___ Extracted records
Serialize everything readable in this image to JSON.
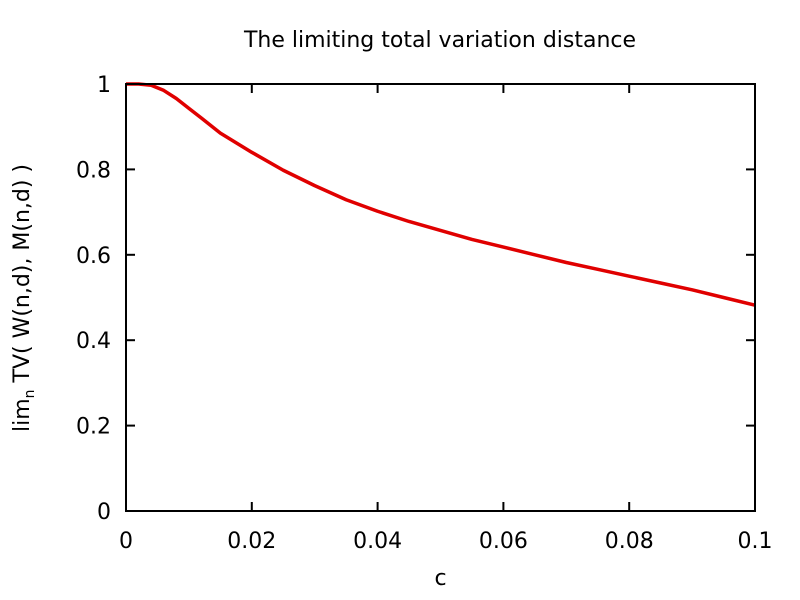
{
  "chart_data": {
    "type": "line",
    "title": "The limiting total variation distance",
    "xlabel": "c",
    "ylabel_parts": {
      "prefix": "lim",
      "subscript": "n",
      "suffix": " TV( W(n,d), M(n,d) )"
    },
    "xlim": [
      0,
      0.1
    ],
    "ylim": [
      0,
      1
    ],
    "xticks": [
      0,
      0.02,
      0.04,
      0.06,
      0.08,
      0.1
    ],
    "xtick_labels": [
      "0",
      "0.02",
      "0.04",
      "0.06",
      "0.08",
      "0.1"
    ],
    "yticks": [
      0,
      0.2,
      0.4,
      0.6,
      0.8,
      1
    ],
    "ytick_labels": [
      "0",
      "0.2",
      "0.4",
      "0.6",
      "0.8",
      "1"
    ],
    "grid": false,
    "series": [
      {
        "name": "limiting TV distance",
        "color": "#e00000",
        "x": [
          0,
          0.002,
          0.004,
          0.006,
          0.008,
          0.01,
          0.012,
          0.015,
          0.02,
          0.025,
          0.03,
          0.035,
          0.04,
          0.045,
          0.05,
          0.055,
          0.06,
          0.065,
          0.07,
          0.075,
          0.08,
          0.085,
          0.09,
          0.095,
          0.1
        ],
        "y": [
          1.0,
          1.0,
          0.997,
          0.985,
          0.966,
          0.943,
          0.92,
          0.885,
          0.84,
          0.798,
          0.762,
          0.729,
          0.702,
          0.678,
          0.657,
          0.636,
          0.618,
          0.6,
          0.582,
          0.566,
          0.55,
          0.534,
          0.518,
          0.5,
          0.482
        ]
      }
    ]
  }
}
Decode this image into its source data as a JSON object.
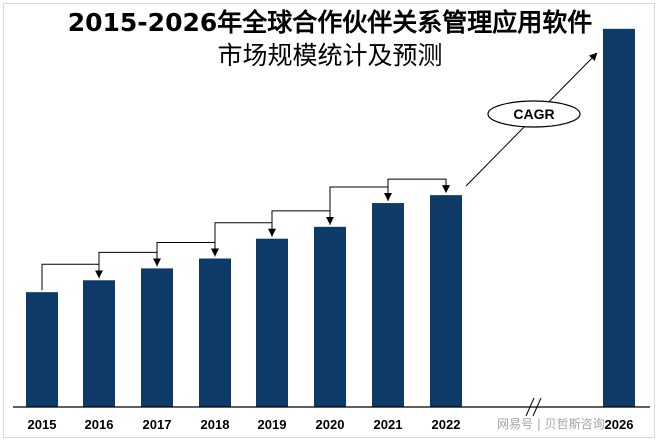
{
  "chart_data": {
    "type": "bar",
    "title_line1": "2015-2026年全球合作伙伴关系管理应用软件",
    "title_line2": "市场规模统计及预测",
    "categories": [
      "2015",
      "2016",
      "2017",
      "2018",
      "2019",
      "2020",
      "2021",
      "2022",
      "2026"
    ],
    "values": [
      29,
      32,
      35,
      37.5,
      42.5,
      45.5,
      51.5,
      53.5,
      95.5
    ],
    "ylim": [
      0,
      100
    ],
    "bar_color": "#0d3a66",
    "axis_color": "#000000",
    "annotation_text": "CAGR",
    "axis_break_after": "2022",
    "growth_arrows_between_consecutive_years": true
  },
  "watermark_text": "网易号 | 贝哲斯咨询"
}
______
#### [Your goal]
From the listing above, report the number of lines containing the string "limiting", without any accompanying remarks.

#### [Final result]
2